• Set exercise: Wherever a line holds the word "Restart", copy that line out.

• Dataset extract:

....

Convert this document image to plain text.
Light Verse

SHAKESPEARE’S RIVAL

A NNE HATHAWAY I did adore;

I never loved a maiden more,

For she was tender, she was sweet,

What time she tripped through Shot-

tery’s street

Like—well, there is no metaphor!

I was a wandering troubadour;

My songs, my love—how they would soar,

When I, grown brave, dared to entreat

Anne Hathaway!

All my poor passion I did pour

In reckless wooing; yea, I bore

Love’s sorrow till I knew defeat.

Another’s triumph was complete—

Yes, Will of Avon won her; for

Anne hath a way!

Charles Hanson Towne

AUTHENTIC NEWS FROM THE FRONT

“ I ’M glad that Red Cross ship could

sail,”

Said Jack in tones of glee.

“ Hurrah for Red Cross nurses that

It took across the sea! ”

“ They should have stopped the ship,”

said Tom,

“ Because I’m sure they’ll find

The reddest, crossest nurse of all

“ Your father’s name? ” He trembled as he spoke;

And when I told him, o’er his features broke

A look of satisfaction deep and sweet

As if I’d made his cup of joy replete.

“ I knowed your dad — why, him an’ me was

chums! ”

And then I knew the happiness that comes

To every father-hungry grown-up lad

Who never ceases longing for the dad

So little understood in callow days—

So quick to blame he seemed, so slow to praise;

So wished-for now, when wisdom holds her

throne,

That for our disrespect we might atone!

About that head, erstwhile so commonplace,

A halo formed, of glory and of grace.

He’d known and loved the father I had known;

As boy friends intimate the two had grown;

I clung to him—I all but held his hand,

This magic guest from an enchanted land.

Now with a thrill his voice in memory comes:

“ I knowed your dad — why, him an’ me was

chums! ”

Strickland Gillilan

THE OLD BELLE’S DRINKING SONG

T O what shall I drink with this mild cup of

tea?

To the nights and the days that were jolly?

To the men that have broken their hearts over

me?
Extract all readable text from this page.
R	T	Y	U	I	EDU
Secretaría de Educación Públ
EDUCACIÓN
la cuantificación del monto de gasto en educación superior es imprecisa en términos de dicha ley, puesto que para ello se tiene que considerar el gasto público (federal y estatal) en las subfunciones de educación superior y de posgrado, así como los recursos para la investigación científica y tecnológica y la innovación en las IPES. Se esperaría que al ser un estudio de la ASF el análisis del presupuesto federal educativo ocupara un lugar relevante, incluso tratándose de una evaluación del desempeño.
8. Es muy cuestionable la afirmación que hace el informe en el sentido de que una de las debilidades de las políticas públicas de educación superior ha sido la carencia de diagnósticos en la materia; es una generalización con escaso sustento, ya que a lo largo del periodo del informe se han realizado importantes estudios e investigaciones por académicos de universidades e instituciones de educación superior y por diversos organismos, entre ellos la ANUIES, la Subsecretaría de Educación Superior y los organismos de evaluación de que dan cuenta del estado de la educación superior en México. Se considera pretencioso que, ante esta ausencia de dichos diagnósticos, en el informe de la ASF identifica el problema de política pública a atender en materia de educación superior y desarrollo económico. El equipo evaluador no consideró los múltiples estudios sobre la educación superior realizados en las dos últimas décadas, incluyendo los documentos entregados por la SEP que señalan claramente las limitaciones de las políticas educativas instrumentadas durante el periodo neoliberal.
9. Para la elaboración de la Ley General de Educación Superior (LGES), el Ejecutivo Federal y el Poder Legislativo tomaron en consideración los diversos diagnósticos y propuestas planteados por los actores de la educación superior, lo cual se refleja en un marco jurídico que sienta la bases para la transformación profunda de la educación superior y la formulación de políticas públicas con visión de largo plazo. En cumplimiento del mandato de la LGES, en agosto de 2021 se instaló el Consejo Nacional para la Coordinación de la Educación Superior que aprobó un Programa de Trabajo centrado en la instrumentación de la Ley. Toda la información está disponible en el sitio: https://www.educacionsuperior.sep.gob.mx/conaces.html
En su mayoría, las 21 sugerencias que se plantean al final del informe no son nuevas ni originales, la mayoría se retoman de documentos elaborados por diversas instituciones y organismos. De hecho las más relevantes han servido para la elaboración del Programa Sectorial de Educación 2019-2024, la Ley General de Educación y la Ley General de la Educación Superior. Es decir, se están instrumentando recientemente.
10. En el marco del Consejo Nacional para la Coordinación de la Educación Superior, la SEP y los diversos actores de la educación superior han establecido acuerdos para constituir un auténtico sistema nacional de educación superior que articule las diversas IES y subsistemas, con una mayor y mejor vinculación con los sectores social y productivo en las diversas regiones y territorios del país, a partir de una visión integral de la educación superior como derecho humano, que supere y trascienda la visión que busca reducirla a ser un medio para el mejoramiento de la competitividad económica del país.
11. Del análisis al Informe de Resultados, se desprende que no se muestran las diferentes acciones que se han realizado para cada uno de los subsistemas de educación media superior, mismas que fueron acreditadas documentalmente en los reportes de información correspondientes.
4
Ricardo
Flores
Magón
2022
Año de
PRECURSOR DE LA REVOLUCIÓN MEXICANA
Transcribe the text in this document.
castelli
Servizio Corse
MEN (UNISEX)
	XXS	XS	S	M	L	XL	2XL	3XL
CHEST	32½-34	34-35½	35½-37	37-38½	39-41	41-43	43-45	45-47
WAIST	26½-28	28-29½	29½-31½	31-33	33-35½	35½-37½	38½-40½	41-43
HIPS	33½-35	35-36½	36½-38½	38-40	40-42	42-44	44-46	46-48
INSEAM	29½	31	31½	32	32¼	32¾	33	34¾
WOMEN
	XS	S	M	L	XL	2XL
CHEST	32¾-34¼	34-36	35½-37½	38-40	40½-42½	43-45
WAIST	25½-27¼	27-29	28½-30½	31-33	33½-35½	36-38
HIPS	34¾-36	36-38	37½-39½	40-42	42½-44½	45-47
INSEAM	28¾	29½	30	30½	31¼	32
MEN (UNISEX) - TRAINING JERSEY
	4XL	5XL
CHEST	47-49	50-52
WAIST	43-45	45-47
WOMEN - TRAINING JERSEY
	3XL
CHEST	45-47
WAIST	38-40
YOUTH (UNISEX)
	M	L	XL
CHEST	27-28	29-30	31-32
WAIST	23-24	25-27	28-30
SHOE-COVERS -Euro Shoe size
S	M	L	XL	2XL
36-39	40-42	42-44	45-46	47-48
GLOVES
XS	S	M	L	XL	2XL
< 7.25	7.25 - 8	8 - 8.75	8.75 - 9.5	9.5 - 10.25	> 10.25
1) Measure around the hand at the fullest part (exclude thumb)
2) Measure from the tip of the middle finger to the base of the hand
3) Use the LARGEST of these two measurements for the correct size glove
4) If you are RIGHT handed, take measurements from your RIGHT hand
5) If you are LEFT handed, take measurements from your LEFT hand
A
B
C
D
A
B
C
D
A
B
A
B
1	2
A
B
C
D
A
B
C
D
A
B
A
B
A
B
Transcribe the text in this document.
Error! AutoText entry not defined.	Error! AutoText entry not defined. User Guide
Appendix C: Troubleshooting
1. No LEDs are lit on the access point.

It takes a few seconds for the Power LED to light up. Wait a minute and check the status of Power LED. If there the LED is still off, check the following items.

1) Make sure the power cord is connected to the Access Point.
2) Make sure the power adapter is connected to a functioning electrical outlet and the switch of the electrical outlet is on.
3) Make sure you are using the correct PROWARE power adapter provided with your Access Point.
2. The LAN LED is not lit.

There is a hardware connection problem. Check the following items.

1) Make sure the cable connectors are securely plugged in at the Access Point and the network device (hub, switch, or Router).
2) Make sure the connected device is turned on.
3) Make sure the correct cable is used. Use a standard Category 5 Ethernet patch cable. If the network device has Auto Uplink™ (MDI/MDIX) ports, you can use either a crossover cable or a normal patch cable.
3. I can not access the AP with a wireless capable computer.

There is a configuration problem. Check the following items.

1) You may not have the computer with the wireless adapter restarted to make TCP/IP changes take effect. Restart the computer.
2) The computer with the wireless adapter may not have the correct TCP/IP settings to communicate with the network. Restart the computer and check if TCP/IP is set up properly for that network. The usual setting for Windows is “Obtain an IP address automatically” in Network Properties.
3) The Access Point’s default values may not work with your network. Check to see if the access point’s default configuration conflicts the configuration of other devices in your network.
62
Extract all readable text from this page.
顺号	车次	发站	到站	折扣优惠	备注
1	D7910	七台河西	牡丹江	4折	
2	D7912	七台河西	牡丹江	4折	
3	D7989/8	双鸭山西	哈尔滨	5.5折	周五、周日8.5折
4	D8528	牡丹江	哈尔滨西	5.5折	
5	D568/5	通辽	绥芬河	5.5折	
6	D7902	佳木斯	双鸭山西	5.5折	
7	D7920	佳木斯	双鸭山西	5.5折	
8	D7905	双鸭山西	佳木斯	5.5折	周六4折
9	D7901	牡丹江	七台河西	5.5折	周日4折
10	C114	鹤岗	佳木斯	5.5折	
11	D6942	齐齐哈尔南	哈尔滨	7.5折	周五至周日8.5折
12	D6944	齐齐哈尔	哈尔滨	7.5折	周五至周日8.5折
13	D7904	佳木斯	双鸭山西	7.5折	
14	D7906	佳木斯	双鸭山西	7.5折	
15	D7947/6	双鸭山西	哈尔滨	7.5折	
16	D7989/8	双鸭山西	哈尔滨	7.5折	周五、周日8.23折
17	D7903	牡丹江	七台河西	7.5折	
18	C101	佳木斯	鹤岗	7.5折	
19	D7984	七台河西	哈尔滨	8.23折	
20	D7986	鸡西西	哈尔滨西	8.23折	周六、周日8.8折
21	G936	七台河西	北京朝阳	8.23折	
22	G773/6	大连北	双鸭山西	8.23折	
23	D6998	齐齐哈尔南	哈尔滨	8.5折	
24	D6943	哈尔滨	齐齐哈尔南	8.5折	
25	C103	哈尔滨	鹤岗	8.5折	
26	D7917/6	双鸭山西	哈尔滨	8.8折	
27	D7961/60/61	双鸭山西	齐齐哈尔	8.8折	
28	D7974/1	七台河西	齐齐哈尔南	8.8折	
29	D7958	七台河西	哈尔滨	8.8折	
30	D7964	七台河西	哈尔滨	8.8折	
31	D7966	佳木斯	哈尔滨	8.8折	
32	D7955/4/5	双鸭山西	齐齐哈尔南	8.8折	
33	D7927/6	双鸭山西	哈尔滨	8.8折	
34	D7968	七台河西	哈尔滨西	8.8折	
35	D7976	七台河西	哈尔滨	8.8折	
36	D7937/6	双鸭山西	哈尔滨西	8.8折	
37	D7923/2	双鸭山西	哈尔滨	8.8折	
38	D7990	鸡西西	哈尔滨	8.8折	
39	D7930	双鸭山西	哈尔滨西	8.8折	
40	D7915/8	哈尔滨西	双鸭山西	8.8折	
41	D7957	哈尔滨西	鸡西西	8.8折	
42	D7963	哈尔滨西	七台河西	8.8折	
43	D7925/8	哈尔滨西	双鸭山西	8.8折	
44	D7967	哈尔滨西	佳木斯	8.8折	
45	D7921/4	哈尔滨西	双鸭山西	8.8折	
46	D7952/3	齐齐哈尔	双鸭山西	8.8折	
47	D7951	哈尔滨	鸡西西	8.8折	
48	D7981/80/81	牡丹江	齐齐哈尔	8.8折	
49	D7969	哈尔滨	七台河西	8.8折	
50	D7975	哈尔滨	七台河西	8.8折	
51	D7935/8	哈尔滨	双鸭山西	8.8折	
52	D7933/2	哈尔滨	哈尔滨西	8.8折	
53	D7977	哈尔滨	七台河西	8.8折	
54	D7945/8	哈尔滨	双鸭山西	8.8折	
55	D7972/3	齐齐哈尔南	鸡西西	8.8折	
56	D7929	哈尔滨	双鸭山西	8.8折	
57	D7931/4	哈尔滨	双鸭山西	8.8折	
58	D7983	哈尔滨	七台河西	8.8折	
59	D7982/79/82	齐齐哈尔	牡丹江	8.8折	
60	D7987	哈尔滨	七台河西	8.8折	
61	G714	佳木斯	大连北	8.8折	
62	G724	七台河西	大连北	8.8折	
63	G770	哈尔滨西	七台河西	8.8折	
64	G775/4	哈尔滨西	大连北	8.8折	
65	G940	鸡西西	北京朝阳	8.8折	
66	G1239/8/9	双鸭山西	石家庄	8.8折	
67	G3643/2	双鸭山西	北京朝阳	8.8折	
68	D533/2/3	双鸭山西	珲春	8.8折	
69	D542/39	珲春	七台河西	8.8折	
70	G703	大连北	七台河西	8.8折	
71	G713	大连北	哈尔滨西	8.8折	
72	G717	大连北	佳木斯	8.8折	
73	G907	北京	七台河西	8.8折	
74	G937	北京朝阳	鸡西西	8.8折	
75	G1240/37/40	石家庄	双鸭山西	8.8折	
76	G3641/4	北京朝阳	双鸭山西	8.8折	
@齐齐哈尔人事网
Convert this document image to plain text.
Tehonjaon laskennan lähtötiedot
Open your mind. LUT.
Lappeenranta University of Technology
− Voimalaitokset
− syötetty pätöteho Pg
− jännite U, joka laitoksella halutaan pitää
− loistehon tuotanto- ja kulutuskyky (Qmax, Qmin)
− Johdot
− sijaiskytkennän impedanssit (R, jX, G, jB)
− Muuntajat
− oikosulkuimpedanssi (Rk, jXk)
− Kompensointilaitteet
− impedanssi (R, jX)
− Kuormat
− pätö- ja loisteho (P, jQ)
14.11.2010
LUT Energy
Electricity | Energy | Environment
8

....

• Final result:
1) You may not have the computer with the wireless adapter restarted to make TCP/IP changes take effect. Restart the computer.
2) The computer with the wireless adapter may not have the correct TCP/IP settings to communicate with the network. Restart the computer and check if TCP/IP is set up properly for that network. The usual setting for Windows is “Obtain an IP address automatically” in Network Properties.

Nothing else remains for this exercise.